§ **Given task**
Count every line that holds the string "spectrogram", then give that number alone.

[START Input rows]

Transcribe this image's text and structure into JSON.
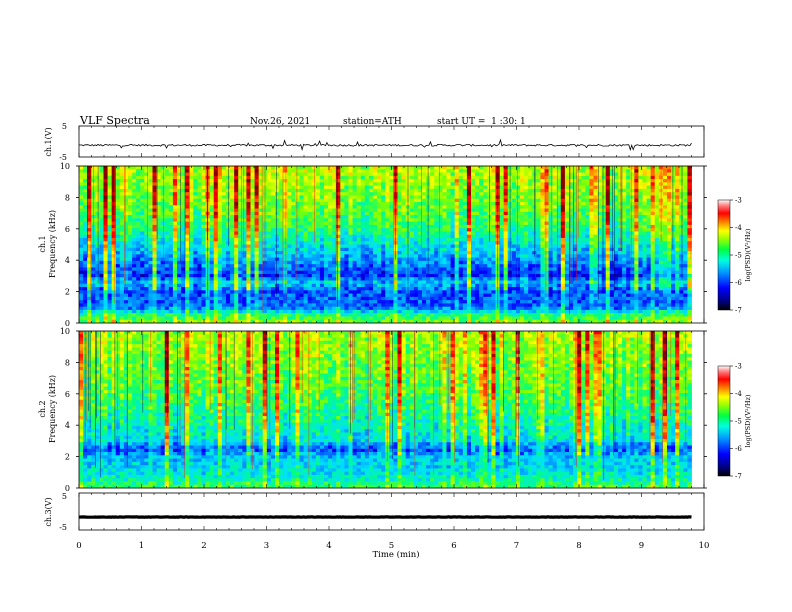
{
  "header": {
    "title": "VLF Spectra",
    "date": "Nov.26, 2021",
    "station": "station=ATH",
    "start_ut": "start UT =  1 :30: 1"
  },
  "colors": {
    "colormap": [
      "#000080",
      "#0000ff",
      "#0080ff",
      "#00e0ff",
      "#00ff80",
      "#80ff00",
      "#ffff00",
      "#ff8000",
      "#ff0000",
      "#800000",
      "#ffffff"
    ],
    "waveform": "#000000"
  },
  "chart_data": [
    {
      "type": "line",
      "name": "ch1-waveform",
      "ylabel": "ch.1(V)",
      "ylim": [
        -5,
        5
      ],
      "y_ticks": [
        "5",
        "-5"
      ],
      "xlim": [
        0,
        10
      ],
      "baseline": -1.2,
      "noise_amplitude": 0.6
    },
    {
      "type": "heatmap",
      "name": "ch1-spectrogram",
      "ylabel": "ch.1\nFrequency (kHz)",
      "ylim": [
        0,
        10
      ],
      "y_ticks": [
        "0",
        "2",
        "4",
        "6",
        "8",
        "10"
      ],
      "xlim": [
        0,
        9.8
      ],
      "colorbar": {
        "label": "log(PSD)(V²/Hz)",
        "range": [
          -7,
          -3
        ],
        "ticks": [
          "-3",
          "-4",
          "-5",
          "-6",
          "-7"
        ]
      },
      "frequency_profile_kHz": [
        {
          "f": 0.0,
          "level": 0.55
        },
        {
          "f": 0.5,
          "level": 0.45
        },
        {
          "f": 1.0,
          "level": 0.2
        },
        {
          "f": 2.0,
          "level": 0.18
        },
        {
          "f": 2.6,
          "level": 0.3
        },
        {
          "f": 3.0,
          "level": 0.15
        },
        {
          "f": 4.0,
          "level": 0.25
        },
        {
          "f": 5.0,
          "level": 0.35
        },
        {
          "f": 6.0,
          "level": 0.45
        },
        {
          "f": 8.0,
          "level": 0.55
        },
        {
          "f": 10.0,
          "level": 0.6
        }
      ]
    },
    {
      "type": "heatmap",
      "name": "ch2-spectrogram",
      "ylabel": "ch.2\nFrequency (kHz)",
      "ylim": [
        0,
        10
      ],
      "y_ticks": [
        "0",
        "2",
        "4",
        "6",
        "8",
        "10"
      ],
      "xlim": [
        0,
        9.8
      ],
      "colorbar": {
        "label": "log(PSD)(V²/Hz)",
        "range": [
          -7,
          -3
        ],
        "ticks": [
          "-3",
          "-4",
          "-5",
          "-6",
          "-7"
        ]
      },
      "frequency_profile_kHz": [
        {
          "f": 0.0,
          "level": 0.5
        },
        {
          "f": 0.5,
          "level": 0.4
        },
        {
          "f": 1.0,
          "level": 0.35
        },
        {
          "f": 2.0,
          "level": 0.3
        },
        {
          "f": 2.5,
          "level": 0.18
        },
        {
          "f": 3.0,
          "level": 0.35
        },
        {
          "f": 4.0,
          "level": 0.4
        },
        {
          "f": 5.0,
          "level": 0.45
        },
        {
          "f": 6.0,
          "level": 0.5
        },
        {
          "f": 8.0,
          "level": 0.55
        },
        {
          "f": 10.0,
          "level": 0.6
        }
      ]
    },
    {
      "type": "line",
      "name": "ch3-waveform",
      "ylabel": "ch.3(V)",
      "ylim": [
        -5,
        5
      ],
      "y_ticks": [
        "5",
        "-5"
      ],
      "xlim": [
        0,
        10
      ],
      "baseline": -1.5,
      "noise_amplitude": 0.1
    }
  ],
  "x_axis": {
    "label": "Time (min)",
    "ticks": [
      "0",
      "1",
      "2",
      "3",
      "4",
      "5",
      "6",
      "7",
      "8",
      "9",
      "10"
    ],
    "range": [
      0,
      10
    ]
  }
}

[END Input rows]

§ **Exercise result**
2